**What to produce**
Copy each line of the data below with the word "最大サイズ".

--*--

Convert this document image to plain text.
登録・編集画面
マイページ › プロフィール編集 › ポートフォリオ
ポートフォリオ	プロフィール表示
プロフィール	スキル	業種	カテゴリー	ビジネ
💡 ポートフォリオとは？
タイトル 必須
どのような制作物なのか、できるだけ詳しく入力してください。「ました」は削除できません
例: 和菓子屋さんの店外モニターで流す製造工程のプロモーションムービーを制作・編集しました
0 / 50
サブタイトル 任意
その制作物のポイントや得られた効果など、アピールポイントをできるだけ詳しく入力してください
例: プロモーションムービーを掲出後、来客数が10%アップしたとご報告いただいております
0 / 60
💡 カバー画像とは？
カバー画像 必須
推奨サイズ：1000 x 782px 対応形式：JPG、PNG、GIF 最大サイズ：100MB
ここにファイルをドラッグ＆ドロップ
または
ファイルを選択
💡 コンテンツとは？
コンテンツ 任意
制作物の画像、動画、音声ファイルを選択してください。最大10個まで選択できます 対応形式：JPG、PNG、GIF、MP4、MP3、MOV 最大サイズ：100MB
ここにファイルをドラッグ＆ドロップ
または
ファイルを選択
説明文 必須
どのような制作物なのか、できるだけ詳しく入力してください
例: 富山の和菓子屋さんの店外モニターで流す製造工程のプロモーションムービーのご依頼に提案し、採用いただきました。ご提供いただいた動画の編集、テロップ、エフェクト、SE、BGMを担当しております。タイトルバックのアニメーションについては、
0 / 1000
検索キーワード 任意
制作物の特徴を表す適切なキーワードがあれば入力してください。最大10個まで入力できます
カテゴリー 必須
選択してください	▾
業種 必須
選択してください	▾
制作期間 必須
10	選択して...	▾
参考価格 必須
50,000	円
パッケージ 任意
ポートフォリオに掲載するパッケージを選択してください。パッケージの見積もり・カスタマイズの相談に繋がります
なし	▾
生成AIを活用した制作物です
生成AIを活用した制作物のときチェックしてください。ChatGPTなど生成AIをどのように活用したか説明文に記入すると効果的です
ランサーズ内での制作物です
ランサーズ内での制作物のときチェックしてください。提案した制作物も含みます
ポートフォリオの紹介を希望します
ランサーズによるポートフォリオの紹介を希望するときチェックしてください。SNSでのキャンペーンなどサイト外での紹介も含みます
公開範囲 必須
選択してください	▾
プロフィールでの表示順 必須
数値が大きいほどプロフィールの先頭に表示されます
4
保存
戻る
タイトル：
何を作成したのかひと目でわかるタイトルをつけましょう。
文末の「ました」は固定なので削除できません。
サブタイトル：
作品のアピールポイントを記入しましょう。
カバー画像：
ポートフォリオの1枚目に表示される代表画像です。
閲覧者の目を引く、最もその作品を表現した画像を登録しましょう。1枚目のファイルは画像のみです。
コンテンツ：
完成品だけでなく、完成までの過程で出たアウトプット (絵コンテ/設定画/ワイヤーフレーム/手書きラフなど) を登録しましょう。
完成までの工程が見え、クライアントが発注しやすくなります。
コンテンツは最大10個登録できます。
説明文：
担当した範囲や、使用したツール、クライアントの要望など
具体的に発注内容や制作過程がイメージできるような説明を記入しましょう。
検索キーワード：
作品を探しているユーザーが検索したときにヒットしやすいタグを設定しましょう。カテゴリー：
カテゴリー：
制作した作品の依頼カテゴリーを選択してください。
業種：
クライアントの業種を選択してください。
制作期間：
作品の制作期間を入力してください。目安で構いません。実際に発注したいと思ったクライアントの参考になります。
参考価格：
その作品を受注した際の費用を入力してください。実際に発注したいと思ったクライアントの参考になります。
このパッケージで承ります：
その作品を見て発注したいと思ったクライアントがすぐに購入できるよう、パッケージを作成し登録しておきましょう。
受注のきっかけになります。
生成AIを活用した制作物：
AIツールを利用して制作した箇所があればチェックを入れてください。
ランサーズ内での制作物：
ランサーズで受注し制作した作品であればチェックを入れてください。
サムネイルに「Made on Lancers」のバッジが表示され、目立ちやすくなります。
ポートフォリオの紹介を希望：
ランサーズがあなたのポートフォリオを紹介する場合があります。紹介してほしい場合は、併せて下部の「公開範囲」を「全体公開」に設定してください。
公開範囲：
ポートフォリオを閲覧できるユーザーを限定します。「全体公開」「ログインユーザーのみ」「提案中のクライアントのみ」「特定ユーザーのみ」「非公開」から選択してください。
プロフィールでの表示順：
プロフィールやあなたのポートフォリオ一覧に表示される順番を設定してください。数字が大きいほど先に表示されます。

--*--

**Problem solution**
推奨サイズ：1000 x 782px 対応形式：JPG、PNG、GIF 最大サイズ：100MB
制作物の画像、動画、音声ファイルを選択してください。最大10個まで選択できます 対応形式：JPG、PNG、GIF、MP4、MP3、MOV 最大サイズ：100MB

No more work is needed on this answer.